## TO BE DONE
Write out each entry again. Keep every word exactly as it is.

Records that describe figures:
####

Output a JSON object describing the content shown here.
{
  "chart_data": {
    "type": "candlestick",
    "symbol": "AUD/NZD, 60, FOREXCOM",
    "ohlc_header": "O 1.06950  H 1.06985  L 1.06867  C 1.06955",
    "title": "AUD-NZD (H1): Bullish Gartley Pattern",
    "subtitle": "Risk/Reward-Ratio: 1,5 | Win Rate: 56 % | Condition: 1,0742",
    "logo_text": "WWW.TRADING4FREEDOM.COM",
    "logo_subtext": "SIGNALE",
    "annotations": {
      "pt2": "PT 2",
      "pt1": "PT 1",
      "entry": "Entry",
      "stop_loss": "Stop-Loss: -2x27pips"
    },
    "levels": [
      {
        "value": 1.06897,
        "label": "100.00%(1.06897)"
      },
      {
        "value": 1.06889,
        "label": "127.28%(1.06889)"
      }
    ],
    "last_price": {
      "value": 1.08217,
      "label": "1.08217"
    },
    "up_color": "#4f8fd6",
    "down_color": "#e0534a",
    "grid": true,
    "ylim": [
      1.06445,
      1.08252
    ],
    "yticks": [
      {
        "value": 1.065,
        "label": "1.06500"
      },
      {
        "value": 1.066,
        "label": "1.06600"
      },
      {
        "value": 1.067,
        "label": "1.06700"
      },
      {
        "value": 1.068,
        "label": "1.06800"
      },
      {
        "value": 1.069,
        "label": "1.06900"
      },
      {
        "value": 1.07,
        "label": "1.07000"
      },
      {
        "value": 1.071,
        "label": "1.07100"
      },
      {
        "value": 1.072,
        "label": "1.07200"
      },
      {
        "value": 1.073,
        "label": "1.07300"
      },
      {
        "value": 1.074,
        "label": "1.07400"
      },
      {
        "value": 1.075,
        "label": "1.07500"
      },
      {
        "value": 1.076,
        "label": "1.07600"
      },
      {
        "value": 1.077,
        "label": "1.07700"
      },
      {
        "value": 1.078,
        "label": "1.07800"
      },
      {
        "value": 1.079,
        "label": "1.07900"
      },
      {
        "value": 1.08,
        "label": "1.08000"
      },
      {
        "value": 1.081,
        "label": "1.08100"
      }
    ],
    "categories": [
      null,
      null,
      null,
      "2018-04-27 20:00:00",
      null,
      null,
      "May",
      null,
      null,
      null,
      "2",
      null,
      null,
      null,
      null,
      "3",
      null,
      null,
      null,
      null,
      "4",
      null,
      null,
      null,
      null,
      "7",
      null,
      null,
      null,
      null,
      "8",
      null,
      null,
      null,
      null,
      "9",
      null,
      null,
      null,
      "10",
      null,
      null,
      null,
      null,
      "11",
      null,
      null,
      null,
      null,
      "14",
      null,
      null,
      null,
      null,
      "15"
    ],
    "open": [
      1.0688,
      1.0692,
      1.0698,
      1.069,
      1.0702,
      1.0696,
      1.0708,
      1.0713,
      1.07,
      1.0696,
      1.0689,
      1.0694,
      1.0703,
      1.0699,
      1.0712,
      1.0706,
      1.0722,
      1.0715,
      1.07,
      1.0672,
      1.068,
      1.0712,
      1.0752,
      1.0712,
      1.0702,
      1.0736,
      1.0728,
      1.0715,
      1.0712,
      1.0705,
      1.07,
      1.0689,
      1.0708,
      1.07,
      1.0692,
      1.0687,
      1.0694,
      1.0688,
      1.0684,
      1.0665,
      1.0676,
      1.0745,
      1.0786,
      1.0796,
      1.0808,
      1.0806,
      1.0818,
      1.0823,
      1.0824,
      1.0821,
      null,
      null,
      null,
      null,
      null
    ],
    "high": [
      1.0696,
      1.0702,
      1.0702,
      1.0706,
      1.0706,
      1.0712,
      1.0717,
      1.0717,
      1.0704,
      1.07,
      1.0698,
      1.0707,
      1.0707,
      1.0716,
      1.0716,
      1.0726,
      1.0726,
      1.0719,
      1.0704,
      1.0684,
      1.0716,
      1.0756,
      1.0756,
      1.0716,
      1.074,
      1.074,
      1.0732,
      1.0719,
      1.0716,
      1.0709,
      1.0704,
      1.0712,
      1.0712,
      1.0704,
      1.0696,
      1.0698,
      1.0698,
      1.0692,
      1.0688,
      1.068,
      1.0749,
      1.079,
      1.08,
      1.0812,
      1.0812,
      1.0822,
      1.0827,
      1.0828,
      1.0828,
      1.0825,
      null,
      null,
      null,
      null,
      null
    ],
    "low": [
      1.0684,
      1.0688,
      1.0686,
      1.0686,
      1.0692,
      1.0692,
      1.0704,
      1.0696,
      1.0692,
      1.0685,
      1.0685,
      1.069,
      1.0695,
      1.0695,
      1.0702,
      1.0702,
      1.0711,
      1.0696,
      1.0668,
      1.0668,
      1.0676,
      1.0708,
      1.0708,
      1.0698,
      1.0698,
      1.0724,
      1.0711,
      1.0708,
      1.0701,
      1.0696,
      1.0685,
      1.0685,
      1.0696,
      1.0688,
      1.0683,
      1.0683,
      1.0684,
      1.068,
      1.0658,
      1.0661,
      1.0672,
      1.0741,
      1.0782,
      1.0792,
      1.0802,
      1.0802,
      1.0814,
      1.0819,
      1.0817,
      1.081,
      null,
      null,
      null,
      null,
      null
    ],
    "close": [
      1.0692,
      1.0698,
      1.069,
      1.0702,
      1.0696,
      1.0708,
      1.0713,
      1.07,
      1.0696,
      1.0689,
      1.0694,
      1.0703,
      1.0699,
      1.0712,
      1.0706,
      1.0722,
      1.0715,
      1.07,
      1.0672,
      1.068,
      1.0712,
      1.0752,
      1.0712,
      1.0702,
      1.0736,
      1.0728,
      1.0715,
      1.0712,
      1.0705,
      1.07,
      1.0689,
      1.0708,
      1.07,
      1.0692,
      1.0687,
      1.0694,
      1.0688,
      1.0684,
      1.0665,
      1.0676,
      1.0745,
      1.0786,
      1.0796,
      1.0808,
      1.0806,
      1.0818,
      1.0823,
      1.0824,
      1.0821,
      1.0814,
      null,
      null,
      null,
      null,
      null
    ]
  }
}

####

## RIGHT ANSWER
Output a JSON object describing the content shown here.
{
  "chart_data": {
    "type": "candlestick",
    "symbol": "AUD/NZD, 60, FOREXCOM",
    "ohlc_header": "O 1.06950  H 1.06985  L 1.06867  C 1.06955",
    "title": "AUD-NZD (H1): Bullish Gartley Pattern",
    "subtitle": "Risk/Reward-Ratio: 1,5 | Win Rate: 56 % | Condition: 1,0742",
    "logo_text": "WWW.TRADING4FREEDOM.COM",
    "logo_subtext": "SIGNALE",
    "annotations": {
      "pt2": "PT 2",
      "pt1": "PT 1",
      "entry": "Entry",
      "stop_loss": "Stop-Loss: -2x27pips"
    },
    "levels": [
      {
        "value": 1.06897,
        "label": "100.00%(1.06897)"
      },
      {
        "value": 1.06889,
        "label": "127.28%(1.06889)"
      }
    ],
    "last_price": {
      "value": 1.08217,
      "label": "1.08217"
    },
    "up_color": "#4f8fd6",
    "down_color": "#e0534a",
    "grid": true,
    "ylim": [
      1.06445,
      1.08252
    ],
    "yticks": [
      {
        "value": 1.065,
        "label": "1.06500"
      },
      {
        "value": 1.066,
        "label": "1.06600"
      },
      {
        "value": 1.067,
        "label": "1.06700"
      },
      {
        "value": 1.068,
        "label": "1.06800"
      },
      {
        "value": 1.069,
        "label": "1.06900"
      },
      {
        "value": 1.07,
        "label": "1.07000"
      },
      {
        "value": 1.071,
        "label": "1.07100"
      },
      {
        "value": 1.072,
        "label": "1.07200"
      },
      {
        "value": 1.073,
        "label": "1.07300"
      },
      {
        "value": 1.074,
        "label": "1.07400"
      },
      {
        "value": 1.075,
        "label": "1.07500"
      },
      {
        "value": 1.076,
        "label": "1.07600"
      },
      {
        "value": 1.077,
        "label": "1.07700"
      },
      {
        "value": 1.078,
        "label": "1.07800"
      },
      {
        "value": 1.079,
        "label": "1.07900"
      },
      {
        "value": 1.08,
        "label": "1.08000"
      },
      {
        "value": 1.081,
        "label": "1.08100"
      }
    ],
    "categories": [
      null,
      null,
      null,
      "2018-04-27 20:00:00",
      null,
      null,
      "May",
      null,
      null,
      null,
      "2",
      null,
      null,
      null,
      null,
      "3",
      null,
      null,
      null,
      null,
      "4",
      null,
      null,
      null,
      null,
      "7",
      null,
      null,
      null,
      null,
      "8",
      null,
      null,
      null,
      null,
      "9",
      null,
      null,
      null,
      "10",
      null,
      null,
      null,
      null,
      "11",
      null,
      null,
      null,
      null,
      "14",
      null,
      null,
      null,
      null,
      "15"
    ],
    "open": [
      1.0688,
      1.0692,
      1.0698,
      1.069,
      1.0702,
      1.0696,
      1.0708,
      1.0713,
      1.07,
      1.0696,
      1.0689,
      1.0694,
      1.0703,
      1.0699,
      1.0712,
      1.0706,
      1.0722,
      1.0715,
      1.07,
      1.0672,
      1.068,
      1.0712,
      1.0752,
      1.0712,
      1.0702,
      1.0736,
      1.0728,
      1.0715,
      1.0712,
      1.0705,
      1.07,
      1.0689,
      1.0708,
      1.07,
      1.0692,
      1.0687,
      1.0694,
      1.0688,
      1.0684,
      1.0665,
      1.0676,
      1.0745,
      1.0786,
      1.0796,
      1.0808,
      1.0806,
      1.0818,
      1.0823,
      1.0824,
      1.0821,
      null,
      null,
      null,
      null,
      null
    ],
    "high": [
      1.0696,
      1.0702,
      1.0702,
      1.0706,
      1.0706,
      1.0712,
      1.0717,
      1.0717,
      1.0704,
      1.07,
      1.0698,
      1.0707,
      1.0707,
      1.0716,
      1.0716,
      1.0726,
      1.0726,
      1.0719,
      1.0704,
      1.0684,
      1.0716,
      1.0756,
      1.0756,
      1.0716,
      1.074,
      1.074,
      1.0732,
      1.0719,
      1.0716,
      1.0709,
      1.0704,
      1.0712,
      1.0712,
      1.0704,
      1.0696,
      1.0698,
      1.0698,
      1.0692,
      1.0688,
      1.068,
      1.0749,
      1.079,
      1.08,
      1.0812,
      1.0812,
      1.0822,
      1.0827,
      1.0828,
      1.0828,
      1.0825,
      null,
      null,
      null,
      null,
      null
    ],
    "low": [
      1.0684,
      1.0688,
      1.0686,
      1.0686,
      1.0692,
      1.0692,
      1.0704,
      1.0696,
      1.0692,
      1.0685,
      1.0685,
      1.069,
      1.0695,
      1.0695,
      1.0702,
      1.0702,
      1.0711,
      1.0696,
      1.0668,
      1.0668,
      1.0676,
      1.0708,
      1.0708,
      1.0698,
      1.0698,
      1.0724,
      1.0711,
      1.0708,
      1.0701,
      1.0696,
      1.0685,
      1.0685,
      1.0696,
      1.0688,
      1.0683,
      1.0683,
      1.0684,
      1.068,
      1.0658,
      1.0661,
      1.0672,
      1.0741,
      1.0782,
      1.0792,
      1.0802,
      1.0802,
      1.0814,
      1.0819,
      1.0817,
      1.081,
      null,
      null,
      null,
      null,
      null
    ],
    "close": [
      1.0692,
      1.0698,
      1.069,
      1.0702,
      1.0696,
      1.0708,
      1.0713,
      1.07,
      1.0696,
      1.0689,
      1.0694,
      1.0703,
      1.0699,
      1.0712,
      1.0706,
      1.0722,
      1.0715,
      1.07,
      1.0672,
      1.068,
      1.0712,
      1.0752,
      1.0712,
      1.0702,
      1.0736,
      1.0728,
      1.0715,
      1.0712,
      1.0705,
      1.07,
      1.0689,
      1.0708,
      1.07,
      1.0692,
      1.0687,
      1.0694,
      1.0688,
      1.0684,
      1.0665,
      1.0676,
      1.0745,
      1.0786,
      1.0796,
      1.0808,
      1.0806,
      1.0818,
      1.0823,
      1.0824,
      1.0821,
      1.0814,
      null,
      null,
      null,
      null,
      null
    ]
  }
}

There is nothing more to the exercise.